Records from a dataset:

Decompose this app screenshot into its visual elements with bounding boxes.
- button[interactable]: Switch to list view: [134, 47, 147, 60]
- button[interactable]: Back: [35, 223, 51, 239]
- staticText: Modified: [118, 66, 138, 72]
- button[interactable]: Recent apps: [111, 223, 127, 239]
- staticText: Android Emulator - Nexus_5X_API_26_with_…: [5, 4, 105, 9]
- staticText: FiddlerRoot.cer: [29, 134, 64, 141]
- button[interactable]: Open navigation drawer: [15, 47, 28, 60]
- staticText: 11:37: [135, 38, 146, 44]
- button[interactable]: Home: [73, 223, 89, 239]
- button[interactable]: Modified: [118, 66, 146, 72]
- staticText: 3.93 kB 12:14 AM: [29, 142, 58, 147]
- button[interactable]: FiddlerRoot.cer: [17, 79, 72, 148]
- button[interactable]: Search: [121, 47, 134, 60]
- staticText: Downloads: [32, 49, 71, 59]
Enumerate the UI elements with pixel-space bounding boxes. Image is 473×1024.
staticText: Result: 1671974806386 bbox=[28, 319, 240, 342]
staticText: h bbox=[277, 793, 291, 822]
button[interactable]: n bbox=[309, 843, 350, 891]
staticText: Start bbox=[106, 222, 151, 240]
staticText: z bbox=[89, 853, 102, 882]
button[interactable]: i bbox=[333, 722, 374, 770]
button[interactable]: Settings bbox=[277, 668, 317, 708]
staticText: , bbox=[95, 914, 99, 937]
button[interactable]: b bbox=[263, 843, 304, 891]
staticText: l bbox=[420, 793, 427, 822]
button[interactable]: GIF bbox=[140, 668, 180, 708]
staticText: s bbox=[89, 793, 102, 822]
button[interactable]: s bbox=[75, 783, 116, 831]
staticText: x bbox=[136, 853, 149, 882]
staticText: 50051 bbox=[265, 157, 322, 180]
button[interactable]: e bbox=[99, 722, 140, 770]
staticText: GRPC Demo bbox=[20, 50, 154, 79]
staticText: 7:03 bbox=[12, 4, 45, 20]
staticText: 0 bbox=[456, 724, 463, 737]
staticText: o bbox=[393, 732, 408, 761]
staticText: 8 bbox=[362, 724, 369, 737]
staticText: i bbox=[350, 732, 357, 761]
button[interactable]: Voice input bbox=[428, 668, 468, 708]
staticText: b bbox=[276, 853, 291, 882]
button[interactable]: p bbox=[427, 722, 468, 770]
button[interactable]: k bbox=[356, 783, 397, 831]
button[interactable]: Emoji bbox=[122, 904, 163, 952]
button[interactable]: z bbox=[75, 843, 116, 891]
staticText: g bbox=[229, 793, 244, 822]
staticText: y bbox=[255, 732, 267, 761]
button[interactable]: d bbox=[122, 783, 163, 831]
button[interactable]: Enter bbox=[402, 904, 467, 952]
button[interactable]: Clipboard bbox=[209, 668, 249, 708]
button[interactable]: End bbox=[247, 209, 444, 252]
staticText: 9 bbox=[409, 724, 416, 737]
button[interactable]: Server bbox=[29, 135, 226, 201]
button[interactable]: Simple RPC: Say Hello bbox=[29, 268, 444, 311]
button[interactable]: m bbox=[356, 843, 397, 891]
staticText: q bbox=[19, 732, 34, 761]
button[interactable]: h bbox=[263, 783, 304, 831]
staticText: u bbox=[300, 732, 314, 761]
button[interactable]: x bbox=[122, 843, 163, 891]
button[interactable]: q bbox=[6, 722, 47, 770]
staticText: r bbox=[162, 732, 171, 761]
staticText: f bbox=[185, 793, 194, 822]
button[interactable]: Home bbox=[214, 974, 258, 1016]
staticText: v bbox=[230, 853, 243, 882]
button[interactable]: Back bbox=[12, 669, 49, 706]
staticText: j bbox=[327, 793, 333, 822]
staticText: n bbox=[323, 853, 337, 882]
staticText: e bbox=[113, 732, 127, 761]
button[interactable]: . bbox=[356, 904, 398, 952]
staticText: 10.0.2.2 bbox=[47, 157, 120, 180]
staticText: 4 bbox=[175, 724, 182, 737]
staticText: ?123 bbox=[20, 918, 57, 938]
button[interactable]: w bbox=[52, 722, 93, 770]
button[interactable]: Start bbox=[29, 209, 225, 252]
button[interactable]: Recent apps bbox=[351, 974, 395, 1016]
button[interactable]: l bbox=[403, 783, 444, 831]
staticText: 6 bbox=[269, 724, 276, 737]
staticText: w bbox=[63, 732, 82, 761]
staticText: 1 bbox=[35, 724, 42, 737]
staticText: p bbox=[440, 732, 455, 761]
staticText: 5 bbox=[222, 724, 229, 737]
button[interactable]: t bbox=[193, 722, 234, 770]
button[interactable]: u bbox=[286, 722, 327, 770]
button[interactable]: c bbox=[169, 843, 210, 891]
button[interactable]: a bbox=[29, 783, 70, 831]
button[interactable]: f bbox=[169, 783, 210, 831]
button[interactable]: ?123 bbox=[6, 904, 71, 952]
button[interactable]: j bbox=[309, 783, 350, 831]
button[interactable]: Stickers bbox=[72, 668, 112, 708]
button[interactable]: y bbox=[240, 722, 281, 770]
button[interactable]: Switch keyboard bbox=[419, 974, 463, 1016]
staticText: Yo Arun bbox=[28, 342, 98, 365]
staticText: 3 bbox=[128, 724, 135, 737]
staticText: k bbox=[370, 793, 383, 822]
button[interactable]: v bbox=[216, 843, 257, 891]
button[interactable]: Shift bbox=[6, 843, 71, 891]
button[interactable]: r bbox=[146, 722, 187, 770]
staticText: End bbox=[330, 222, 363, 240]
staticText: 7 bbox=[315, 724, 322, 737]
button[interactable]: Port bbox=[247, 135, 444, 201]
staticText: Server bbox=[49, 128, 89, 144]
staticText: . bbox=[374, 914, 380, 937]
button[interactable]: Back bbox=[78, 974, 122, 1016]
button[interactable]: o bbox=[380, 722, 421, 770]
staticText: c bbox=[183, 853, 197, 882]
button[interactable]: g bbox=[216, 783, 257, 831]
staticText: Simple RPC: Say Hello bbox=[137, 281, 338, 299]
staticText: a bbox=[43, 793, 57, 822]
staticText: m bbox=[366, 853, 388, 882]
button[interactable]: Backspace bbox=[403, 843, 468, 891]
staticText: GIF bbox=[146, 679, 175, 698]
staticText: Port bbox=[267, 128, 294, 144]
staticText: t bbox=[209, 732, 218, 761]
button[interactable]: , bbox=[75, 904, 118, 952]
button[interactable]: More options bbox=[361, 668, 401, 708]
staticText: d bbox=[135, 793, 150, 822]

◆ **Task**
Turn every line of the records above into a numbered list, leaving out any blank lines.

◆ **Exercise result**
1. Decompose this app screenshot into its visual elements with bounding boxes.
2. - button[interactable]: Switch to list view: [134, 47, 147, 60]
3. - button[interactable]: Back: [35, 223, 51, 239]
4. - staticText: Modified: [118, 66, 138, 72]
5. - button[interactable]: Recent apps: [111, 223, 127, 239]
6. - staticText: Android Emulator - Nexus_5X_API_26_with_…: [5, 4, 105, 9]
7. - staticText: FiddlerRoot.cer: [29, 134, 64, 141]
8. - button[interactable]: Open navigation drawer: [15, 47, 28, 60]
9. - staticText: 11:37: [135, 38, 146, 44]
10. - button[interactable]: Home: [73, 223, 89, 239]
11. - button[interactable]: Modified: [118, 66, 146, 72]
12. - staticText: 3.93 kB 12:14 AM: [29, 142, 58, 147]
13. - button[interactable]: FiddlerRoot.cer: [17, 79, 72, 148]
14. - button[interactable]: Search: [121, 47, 134, 60]
15. - staticText: Downloads: [32, 49, 71, 59]
16. Enumerate the UI elements with pixel-space bounding boxes. Image is 473×1024.
17. staticText: Result: 1671974806386 bbox=[28, 319, 240, 342]
18. staticText: h bbox=[277, 793, 291, 822]
19. button[interactable]: n bbox=[309, 843, 350, 891]
20. staticText: Start bbox=[106, 222, 151, 240]
21. staticText: z bbox=[89, 853, 102, 882]
22. button[interactable]: i bbox=[333, 722, 374, 770]
23. button[interactable]: Settings bbox=[277, 668, 317, 708]
24. staticText: , bbox=[95, 914, 99, 937]
25. button[interactable]: b bbox=[263, 843, 304, 891]
26. staticText: l bbox=[420, 793, 427, 822]
27. button[interactable]: GIF bbox=[140, 668, 180, 708]
28. staticText: s bbox=[89, 793, 102, 822]
29. button[interactable]: s bbox=[75, 783, 116, 831]
30. staticText: x bbox=[136, 853, 149, 882]
31. staticText: 50051 bbox=[265, 157, 322, 180]
32. button[interactable]: e bbox=[99, 722, 140, 770]
33. staticText: GRPC Demo bbox=[20, 50, 154, 79]
34. staticText: 7:03 bbox=[12, 4, 45, 20]
35. staticText: 0 bbox=[456, 724, 463, 737]
36. staticText: o bbox=[393, 732, 408, 761]
37. staticText: 8 bbox=[362, 724, 369, 737]
38. staticText: i bbox=[350, 732, 357, 761]
39. button[interactable]: Voice input bbox=[428, 668, 468, 708]
40. staticText: b bbox=[276, 853, 291, 882]
41. button[interactable]: p bbox=[427, 722, 468, 770]
42. button[interactable]: k bbox=[356, 783, 397, 831]
43. button[interactable]: Emoji bbox=[122, 904, 163, 952]
44. button[interactable]: z bbox=[75, 843, 116, 891]
45. staticText: g bbox=[229, 793, 244, 822]
46. staticText: y bbox=[255, 732, 267, 761]
47. button[interactable]: d bbox=[122, 783, 163, 831]
48. button[interactable]: Enter bbox=[402, 904, 467, 952]
49. button[interactable]: Clipboard bbox=[209, 668, 249, 708]
50. button[interactable]: End bbox=[247, 209, 444, 252]
51. staticText: 9 bbox=[409, 724, 416, 737]
52. button[interactable]: Server bbox=[29, 135, 226, 201]
53. button[interactable]: Simple RPC: Say Hello bbox=[29, 268, 444, 311]
54. button[interactable]: m bbox=[356, 843, 397, 891]
55. staticText: q bbox=[19, 732, 34, 761]
56. button[interactable]: h bbox=[263, 783, 304, 831]
57. staticText: u bbox=[300, 732, 314, 761]
58. button[interactable]: x bbox=[122, 843, 163, 891]
59. button[interactable]: q bbox=[6, 722, 47, 770]
60. staticText: r bbox=[162, 732, 171, 761]
61. staticText: f bbox=[185, 793, 194, 822]
62. button[interactable]: Home bbox=[214, 974, 258, 1016]
63. staticText: v bbox=[230, 853, 243, 882]
64. button[interactable]: Back bbox=[12, 669, 49, 706]
65. staticText: j bbox=[327, 793, 333, 822]
66. staticText: n bbox=[323, 853, 337, 882]
67. staticText: e bbox=[113, 732, 127, 761]
68. button[interactable]: . bbox=[356, 904, 398, 952]
69. staticText: 10.0.2.2 bbox=[47, 157, 120, 180]
70. staticText: 4 bbox=[175, 724, 182, 737]
71. staticText: ?123 bbox=[20, 918, 57, 938]
72. button[interactable]: w bbox=[52, 722, 93, 770]
73. button[interactable]: Start bbox=[29, 209, 225, 252]
74. button[interactable]: Recent apps bbox=[351, 974, 395, 1016]
75. button[interactable]: l bbox=[403, 783, 444, 831]
76. staticText: 6 bbox=[269, 724, 276, 737]
77. staticText: w bbox=[63, 732, 82, 761]
78. staticText: 1 bbox=[35, 724, 42, 737]
79. staticText: p bbox=[440, 732, 455, 761]
80. staticText: 5 bbox=[222, 724, 229, 737]
81. button[interactable]: t bbox=[193, 722, 234, 770]
82. button[interactable]: u bbox=[286, 722, 327, 770]
83. button[interactable]: c bbox=[169, 843, 210, 891]
84. button[interactable]: a bbox=[29, 783, 70, 831]
85. button[interactable]: f bbox=[169, 783, 210, 831]
86. button[interactable]: ?123 bbox=[6, 904, 71, 952]
87. button[interactable]: j bbox=[309, 783, 350, 831]
88. button[interactable]: Stickers bbox=[72, 668, 112, 708]
89. button[interactable]: y bbox=[240, 722, 281, 770]
90. button[interactable]: Switch keyboard bbox=[419, 974, 463, 1016]
91. staticText: Yo Arun bbox=[28, 342, 98, 365]
92. staticText: 3 bbox=[128, 724, 135, 737]
93. staticText: k bbox=[370, 793, 383, 822]
94. button[interactable]: v bbox=[216, 843, 257, 891]
95. button[interactable]: Shift bbox=[6, 843, 71, 891]
96. button[interactable]: r bbox=[146, 722, 187, 770]
97. staticText: End bbox=[330, 222, 363, 240]
98. staticText: 7 bbox=[315, 724, 322, 737]
99. button[interactable]: Port bbox=[247, 135, 444, 201]
100. staticText: Server bbox=[49, 128, 89, 144]
101. staticText: . bbox=[374, 914, 380, 937]
102. button[interactable]: Back bbox=[78, 974, 122, 1016]
103. button[interactable]: o bbox=[380, 722, 421, 770]
104. staticText: c bbox=[183, 853, 197, 882]
105. button[interactable]: g bbox=[216, 783, 257, 831]
106. staticText: Simple RPC: Say Hello bbox=[137, 281, 338, 299]
107. staticText: a bbox=[43, 793, 57, 822]
108. staticText: m bbox=[366, 853, 388, 882]
109. button[interactable]: Backspace bbox=[403, 843, 468, 891]
110. staticText: GIF bbox=[146, 679, 175, 698]
111. staticText: Port bbox=[267, 128, 294, 144]
112. staticText: t bbox=[209, 732, 218, 761]
113. button[interactable]: , bbox=[75, 904, 118, 952]
114. button[interactable]: More options bbox=[361, 668, 401, 708]
115. staticText: d bbox=[135, 793, 150, 822]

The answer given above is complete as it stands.